--- TASK INPUT ---
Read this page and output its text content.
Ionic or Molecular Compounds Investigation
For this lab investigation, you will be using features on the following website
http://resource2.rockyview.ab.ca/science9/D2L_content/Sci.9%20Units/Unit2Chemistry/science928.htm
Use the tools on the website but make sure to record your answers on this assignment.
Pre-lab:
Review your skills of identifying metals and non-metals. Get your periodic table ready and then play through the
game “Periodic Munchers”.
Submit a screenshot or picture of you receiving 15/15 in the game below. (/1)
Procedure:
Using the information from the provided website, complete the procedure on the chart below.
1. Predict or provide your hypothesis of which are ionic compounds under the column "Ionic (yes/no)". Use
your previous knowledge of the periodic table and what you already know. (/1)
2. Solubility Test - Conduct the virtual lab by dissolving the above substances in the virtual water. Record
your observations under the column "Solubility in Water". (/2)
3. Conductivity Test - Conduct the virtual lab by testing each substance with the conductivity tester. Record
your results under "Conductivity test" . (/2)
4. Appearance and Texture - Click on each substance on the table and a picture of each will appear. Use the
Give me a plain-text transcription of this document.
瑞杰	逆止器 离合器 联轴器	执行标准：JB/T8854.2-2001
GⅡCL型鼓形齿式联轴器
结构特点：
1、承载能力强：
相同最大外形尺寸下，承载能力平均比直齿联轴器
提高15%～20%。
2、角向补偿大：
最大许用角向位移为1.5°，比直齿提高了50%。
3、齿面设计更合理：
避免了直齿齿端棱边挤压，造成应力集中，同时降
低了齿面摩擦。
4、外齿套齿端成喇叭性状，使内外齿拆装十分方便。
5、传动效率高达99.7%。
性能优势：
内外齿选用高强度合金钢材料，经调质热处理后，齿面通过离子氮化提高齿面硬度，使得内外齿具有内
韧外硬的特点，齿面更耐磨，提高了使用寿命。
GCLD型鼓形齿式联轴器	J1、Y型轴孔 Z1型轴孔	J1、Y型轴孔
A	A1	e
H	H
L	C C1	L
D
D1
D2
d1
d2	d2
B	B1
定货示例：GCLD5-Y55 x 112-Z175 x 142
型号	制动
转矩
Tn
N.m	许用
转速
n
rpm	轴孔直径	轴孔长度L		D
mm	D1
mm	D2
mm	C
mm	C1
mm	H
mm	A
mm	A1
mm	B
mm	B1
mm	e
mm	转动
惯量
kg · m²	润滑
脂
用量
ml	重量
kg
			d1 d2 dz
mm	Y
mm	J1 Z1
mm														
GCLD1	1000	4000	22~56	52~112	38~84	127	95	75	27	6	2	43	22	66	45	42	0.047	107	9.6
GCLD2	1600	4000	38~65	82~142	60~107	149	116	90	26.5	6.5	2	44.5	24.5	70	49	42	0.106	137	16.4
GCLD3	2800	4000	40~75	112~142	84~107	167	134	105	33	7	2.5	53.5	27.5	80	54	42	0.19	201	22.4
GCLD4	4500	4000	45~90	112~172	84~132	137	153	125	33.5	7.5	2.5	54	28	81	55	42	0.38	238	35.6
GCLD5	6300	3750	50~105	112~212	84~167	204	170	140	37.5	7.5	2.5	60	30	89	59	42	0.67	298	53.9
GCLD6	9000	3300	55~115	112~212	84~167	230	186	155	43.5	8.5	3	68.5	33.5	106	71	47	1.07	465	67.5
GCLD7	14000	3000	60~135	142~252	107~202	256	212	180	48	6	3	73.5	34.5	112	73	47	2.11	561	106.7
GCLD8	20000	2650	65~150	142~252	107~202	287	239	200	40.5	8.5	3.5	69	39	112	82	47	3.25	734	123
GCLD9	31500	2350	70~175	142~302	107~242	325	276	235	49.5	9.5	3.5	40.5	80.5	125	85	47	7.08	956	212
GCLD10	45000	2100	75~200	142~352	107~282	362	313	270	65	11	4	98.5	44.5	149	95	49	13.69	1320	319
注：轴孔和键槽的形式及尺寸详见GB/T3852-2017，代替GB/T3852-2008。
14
---
> _OBJECTIVE_:
Take every line containing the word "each" and copy it.

> _RESULT_:
3. Conductivity Test - Conduct the virtual lab by testing each substance with the conductivity tester. Record
4. Appearance and Texture - Click on each substance on the table and a picture of each will appear. Use the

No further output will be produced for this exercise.